*Supplied material*:
────────────────────────────────────────
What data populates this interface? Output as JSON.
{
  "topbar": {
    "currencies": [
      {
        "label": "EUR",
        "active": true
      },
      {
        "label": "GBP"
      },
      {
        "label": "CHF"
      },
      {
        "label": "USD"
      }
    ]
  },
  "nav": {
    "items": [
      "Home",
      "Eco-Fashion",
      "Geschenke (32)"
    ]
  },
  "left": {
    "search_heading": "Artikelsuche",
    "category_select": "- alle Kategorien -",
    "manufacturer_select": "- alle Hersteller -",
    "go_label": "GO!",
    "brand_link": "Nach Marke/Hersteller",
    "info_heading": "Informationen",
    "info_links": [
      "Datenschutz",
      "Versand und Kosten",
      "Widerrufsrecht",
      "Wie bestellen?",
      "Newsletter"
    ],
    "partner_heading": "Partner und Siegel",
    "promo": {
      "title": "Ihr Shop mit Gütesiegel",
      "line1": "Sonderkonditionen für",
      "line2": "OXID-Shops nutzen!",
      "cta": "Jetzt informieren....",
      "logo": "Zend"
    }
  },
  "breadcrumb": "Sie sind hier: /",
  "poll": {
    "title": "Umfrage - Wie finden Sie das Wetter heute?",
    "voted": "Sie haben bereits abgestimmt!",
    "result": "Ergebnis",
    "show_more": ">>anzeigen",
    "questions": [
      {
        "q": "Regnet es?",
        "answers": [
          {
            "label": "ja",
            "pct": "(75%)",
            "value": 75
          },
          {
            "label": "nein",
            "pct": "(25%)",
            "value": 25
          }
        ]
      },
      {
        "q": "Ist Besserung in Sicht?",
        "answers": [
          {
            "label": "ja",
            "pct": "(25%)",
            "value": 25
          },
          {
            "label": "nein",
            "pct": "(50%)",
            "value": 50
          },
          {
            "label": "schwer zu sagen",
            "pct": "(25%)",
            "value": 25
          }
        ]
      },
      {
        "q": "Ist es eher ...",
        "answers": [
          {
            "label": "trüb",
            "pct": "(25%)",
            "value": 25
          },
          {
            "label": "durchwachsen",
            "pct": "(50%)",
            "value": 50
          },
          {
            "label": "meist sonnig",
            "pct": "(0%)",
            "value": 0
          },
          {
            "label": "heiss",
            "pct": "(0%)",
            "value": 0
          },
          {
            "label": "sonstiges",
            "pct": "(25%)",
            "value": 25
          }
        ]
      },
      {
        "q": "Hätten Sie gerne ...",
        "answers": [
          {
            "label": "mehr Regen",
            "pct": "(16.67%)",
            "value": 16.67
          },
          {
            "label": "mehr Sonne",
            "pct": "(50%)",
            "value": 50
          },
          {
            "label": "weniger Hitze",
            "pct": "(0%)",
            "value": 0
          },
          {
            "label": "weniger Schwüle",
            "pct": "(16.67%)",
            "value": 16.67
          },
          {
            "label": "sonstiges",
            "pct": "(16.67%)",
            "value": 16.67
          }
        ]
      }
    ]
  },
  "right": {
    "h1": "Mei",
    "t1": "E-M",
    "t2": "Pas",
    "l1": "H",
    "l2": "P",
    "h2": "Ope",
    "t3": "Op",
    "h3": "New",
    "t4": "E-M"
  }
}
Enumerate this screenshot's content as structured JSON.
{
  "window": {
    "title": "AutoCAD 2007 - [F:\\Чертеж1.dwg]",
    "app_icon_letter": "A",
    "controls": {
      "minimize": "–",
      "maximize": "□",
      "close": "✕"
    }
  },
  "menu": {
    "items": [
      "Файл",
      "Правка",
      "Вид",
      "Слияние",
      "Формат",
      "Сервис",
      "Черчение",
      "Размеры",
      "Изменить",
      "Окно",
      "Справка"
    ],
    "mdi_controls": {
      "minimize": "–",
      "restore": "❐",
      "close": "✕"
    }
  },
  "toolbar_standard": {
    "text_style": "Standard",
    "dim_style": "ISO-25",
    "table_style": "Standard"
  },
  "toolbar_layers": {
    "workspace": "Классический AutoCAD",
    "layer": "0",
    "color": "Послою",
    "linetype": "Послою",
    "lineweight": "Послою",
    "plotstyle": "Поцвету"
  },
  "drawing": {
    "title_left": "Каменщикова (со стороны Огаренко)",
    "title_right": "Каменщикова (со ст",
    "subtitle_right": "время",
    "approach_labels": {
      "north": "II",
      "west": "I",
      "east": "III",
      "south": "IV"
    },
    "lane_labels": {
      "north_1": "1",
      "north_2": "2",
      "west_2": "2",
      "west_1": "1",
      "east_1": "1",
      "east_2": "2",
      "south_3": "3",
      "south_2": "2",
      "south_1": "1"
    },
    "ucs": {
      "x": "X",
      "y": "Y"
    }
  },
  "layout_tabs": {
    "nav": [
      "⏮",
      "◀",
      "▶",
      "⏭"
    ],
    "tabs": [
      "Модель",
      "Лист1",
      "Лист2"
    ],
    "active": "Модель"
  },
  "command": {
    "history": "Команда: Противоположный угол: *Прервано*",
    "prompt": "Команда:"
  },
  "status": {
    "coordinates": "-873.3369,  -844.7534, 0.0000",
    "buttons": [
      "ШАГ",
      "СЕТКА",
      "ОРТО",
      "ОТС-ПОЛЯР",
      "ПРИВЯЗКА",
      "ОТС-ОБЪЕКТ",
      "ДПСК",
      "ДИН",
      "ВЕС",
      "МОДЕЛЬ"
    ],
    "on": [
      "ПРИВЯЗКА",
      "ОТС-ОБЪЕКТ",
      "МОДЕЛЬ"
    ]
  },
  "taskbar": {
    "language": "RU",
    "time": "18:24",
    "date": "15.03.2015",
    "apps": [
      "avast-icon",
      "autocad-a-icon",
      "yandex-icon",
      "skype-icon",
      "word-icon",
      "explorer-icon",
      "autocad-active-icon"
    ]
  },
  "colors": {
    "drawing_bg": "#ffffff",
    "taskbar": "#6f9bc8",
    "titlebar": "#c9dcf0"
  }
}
────────────────────────────────────────
*What you will do*: Print out every record again, exactly and in full.

*Result of the task*:
What data populates this interface? Output as JSON.
{
  "topbar": {
    "currencies": [
      {
        "label": "EUR",
        "active": true
      },
      {
        "label": "GBP"
      },
      {
        "label": "CHF"
      },
      {
        "label": "USD"
      }
    ]
  },
  "nav": {
    "items": [
      "Home",
      "Eco-Fashion",
      "Geschenke (32)"
    ]
  },
  "left": {
    "search_heading": "Artikelsuche",
    "category_select": "- alle Kategorien -",
    "manufacturer_select": "- alle Hersteller -",
    "go_label": "GO!",
    "brand_link": "Nach Marke/Hersteller",
    "info_heading": "Informationen",
    "info_links": [
      "Datenschutz",
      "Versand und Kosten",
      "Widerrufsrecht",
      "Wie bestellen?",
      "Newsletter"
    ],
    "partner_heading": "Partner und Siegel",
    "promo": {
      "title": "Ihr Shop mit Gütesiegel",
      "line1": "Sonderkonditionen für",
      "line2": "OXID-Shops nutzen!",
      "cta": "Jetzt informieren....",
      "logo": "Zend"
    }
  },
  "breadcrumb": "Sie sind hier: /",
  "poll": {
    "title": "Umfrage - Wie finden Sie das Wetter heute?",
    "voted": "Sie haben bereits abgestimmt!",
    "result": "Ergebnis",
    "show_more": ">>anzeigen",
    "questions": [
      {
        "q": "Regnet es?",
        "answers": [
          {
            "label": "ja",
            "pct": "(75%)",
            "value": 75
          },
          {
            "label": "nein",
            "pct": "(25%)",
            "value": 25
          }
        ]
      },
      {
        "q": "Ist Besserung in Sicht?",
        "answers": [
          {
            "label": "ja",
            "pct": "(25%)",
            "value": 25
          },
          {
            "label": "nein",
            "pct": "(50%)",
            "value": 50
          },
          {
            "label": "schwer zu sagen",
            "pct": "(25%)",
            "value": 25
          }
        ]
      },
      {
        "q": "Ist es eher ...",
        "answers": [
          {
            "label": "trüb",
            "pct": "(25%)",
            "value": 25
          },
          {
            "label": "durchwachsen",
            "pct": "(50%)",
            "value": 50
          },
          {
            "label": "meist sonnig",
            "pct": "(0%)",
            "value": 0
          },
          {
            "label": "heiss",
            "pct": "(0%)",
            "value": 0
          },
          {
            "label": "sonstiges",
            "pct": "(25%)",
            "value": 25
          }
        ]
      },
      {
        "q": "Hätten Sie gerne ...",
        "answers": [
          {
            "label": "mehr Regen",
            "pct": "(16.67%)",
            "value": 16.67
          },
          {
            "label": "mehr Sonne",
            "pct": "(50%)",
            "value": 50
          },
          {
            "label": "weniger Hitze",
            "pct": "(0%)",
            "value": 0
          },
          {
            "label": "weniger Schwüle",
            "pct": "(16.67%)",
            "value": 16.67
          },
          {
            "label": "sonstiges",
            "pct": "(16.67%)",
            "value": 16.67
          }
        ]
      }
    ]
  },
  "right": {
    "h1": "Mei",
    "t1": "E-M",
    "t2": "Pas",
    "l1": "H",
    "l2": "P",
    "h2": "Ope",
    "t3": "Op",
    "h3": "New",
    "t4": "E-M"
  }
}
Enumerate this screenshot's content as structured JSON.
{
  "window": {
    "title": "AutoCAD 2007 - [F:\\Чертеж1.dwg]",
    "app_icon_letter": "A",
    "controls": {
      "minimize": "–",
      "maximize": "□",
      "close": "✕"
    }
  },
  "menu": {
    "items": [
      "Файл",
      "Правка",
      "Вид",
      "Слияние",
      "Формат",
      "Сервис",
      "Черчение",
      "Размеры",
      "Изменить",
      "Окно",
      "Справка"
    ],
    "mdi_controls": {
      "minimize": "–",
      "restore": "❐",
      "close": "✕"
    }
  },
  "toolbar_standard": {
    "text_style": "Standard",
    "dim_style": "ISO-25",
    "table_style": "Standard"
  },
  "toolbar_layers": {
    "workspace": "Классический AutoCAD",
    "layer": "0",
    "color": "Послою",
    "linetype": "Послою",
    "lineweight": "Послою",
    "plotstyle": "Поцвету"
  },
  "drawing": {
    "title_left": "Каменщикова (со стороны Огаренко)",
    "title_right": "Каменщикова (со ст",
    "subtitle_right": "время",
    "approach_labels": {
      "north": "II",
      "west": "I",
      "east": "III",
      "south": "IV"
    },
    "lane_labels": {
      "north_1": "1",
      "north_2": "2",
      "west_2": "2",
      "west_1": "1",
      "east_1": "1",
      "east_2": "2",
      "south_3": "3",
      "south_2": "2",
      "south_1": "1"
    },
    "ucs": {
      "x": "X",
      "y": "Y"
    }
  },
  "layout_tabs": {
    "nav": [
      "⏮",
      "◀",
      "▶",
      "⏭"
    ],
    "tabs": [
      "Модель",
      "Лист1",
      "Лист2"
    ],
    "active": "Модель"
  },
  "command": {
    "history": "Команда: Противоположный угол: *Прервано*",
    "prompt": "Команда:"
  },
  "status": {
    "coordinates": "-873.3369,  -844.7534, 0.0000",
    "buttons": [
      "ШАГ",
      "СЕТКА",
      "ОРТО",
      "ОТС-ПОЛЯР",
      "ПРИВЯЗКА",
      "ОТС-ОБЪЕКТ",
      "ДПСК",
      "ДИН",
      "ВЕС",
      "МОДЕЛЬ"
    ],
    "on": [
      "ПРИВЯЗКА",
      "ОТС-ОБЪЕКТ",
      "МОДЕЛЬ"
    ]
  },
  "taskbar": {
    "language": "RU",
    "time": "18:24",
    "date": "15.03.2015",
    "apps": [
      "avast-icon",
      "autocad-a-icon",
      "yandex-icon",
      "skype-icon",
      "word-icon",
      "explorer-icon",
      "autocad-active-icon"
    ]
  },
  "colors": {
    "drawing_bg": "#ffffff",
    "taskbar": "#6f9bc8",
    "titlebar": "#c9dcf0"
  }
}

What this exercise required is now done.